### Stated problem
Give only the number of lines in these records that contain the word "Давлат".

### Listed records
◇ ◇ ◇ ◇
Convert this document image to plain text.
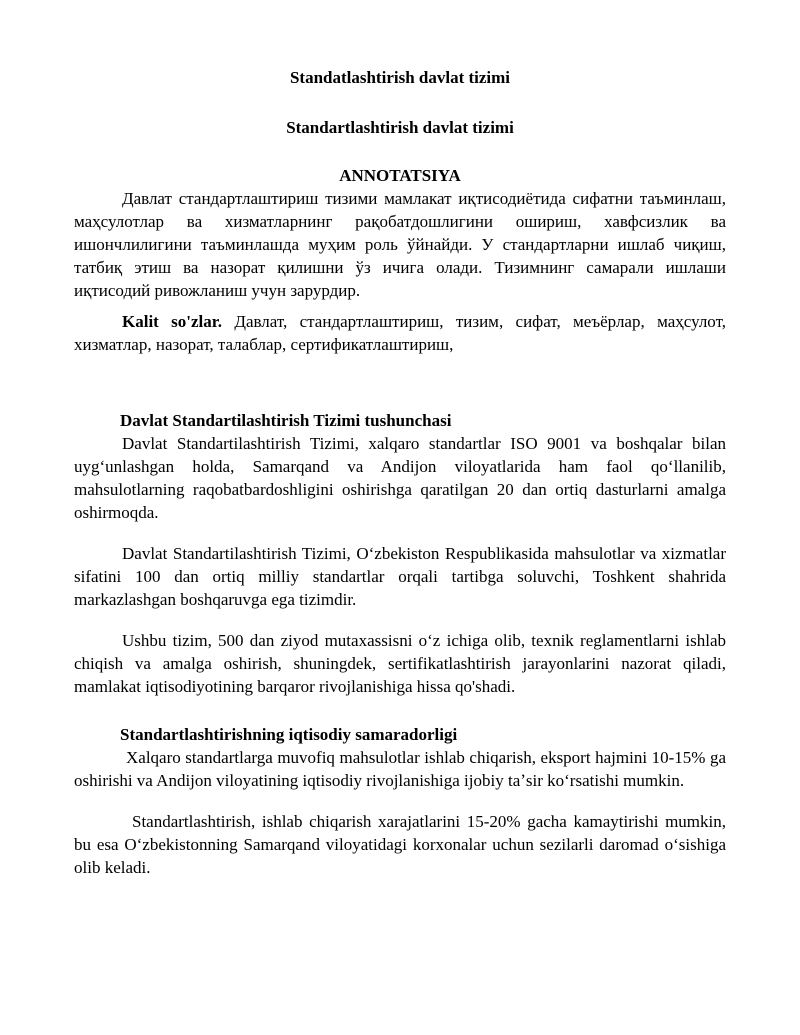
Standatlashtirish davlat tizimi
Standartlashtirish davlat tizimi
ANNOTATSIYA

Давлат стандартлаштириш тизими мамлакат иқтисодиётида сифатни таъминлаш, маҳсулотлар ва хизматларнинг рақобатдошлигини ошириш, хавфсизлик ва ишончлилигини таъминлашда муҳим роль ўйнайди. У стандартларни ишлаб чиқиш, татбиқ этиш ва назорат қилишни ўз ичига олади. Тизимнинг самарали ишлаши иқтисодий ривожланиш учун зарурдир.

Kalit so'zlar. Давлат, стандартлаштириш, тизим, сифат, меъёрлар, маҳсулот, хизматлар, назорат, талаблар, сертификатлаштириш,

Davlat Standartilashtirish Tizimi tushunchasi

Davlat Standartilashtirish Tizimi, xalqaro standartlar ISO 9001 va boshqalar bilan uygʻunlashgan holda, Samarqand va Andijon viloyatlarida ham faol qoʻllanilib, mahsulotlarning raqobatbardoshligini oshirishga qaratilgan 20 dan ortiq dasturlarni amalga oshirmoqda.

Davlat Standartilashtirish Tizimi, Oʻzbekiston Respublikasida mahsulotlar va xizmatlar sifatini 100 dan ortiq milliy standartlar orqali tartibga soluvchi, Toshkent shahrida markazlashgan boshqaruvga ega tizimdir.

Ushbu tizim, 500 dan ziyod mutaxassisni oʻz ichiga olib, texnik reglamentlarni ishlab chiqish va amalga oshirish, shuningdek, sertifikatlashtirish jarayonlarini nazorat qiladi, mamlakat iqtisodiyotining barqaror rivojlanishiga hissa qo'shadi.

Standartlashtirishning iqtisodiy samaradorligi

Xalqaro standartlarga muvofiq mahsulotlar ishlab chiqarish, eksport hajmini 10-15% ga oshirishi va Andijon viloyatining iqtisodiy rivojlanishiga ijobiy taʼsir koʻrsatishi mumkin.

Standartlashtirish, ishlab chiqarish xarajatlarini 15-20% gacha kamaytirishi mumkin, bu esa Oʻzbekistonning Samarqand viloyatidagi korxonalar uchun sezilarli daromad oʻsishiga olib keladi.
◇ ◇ ◇ ◇
### Output for this task
2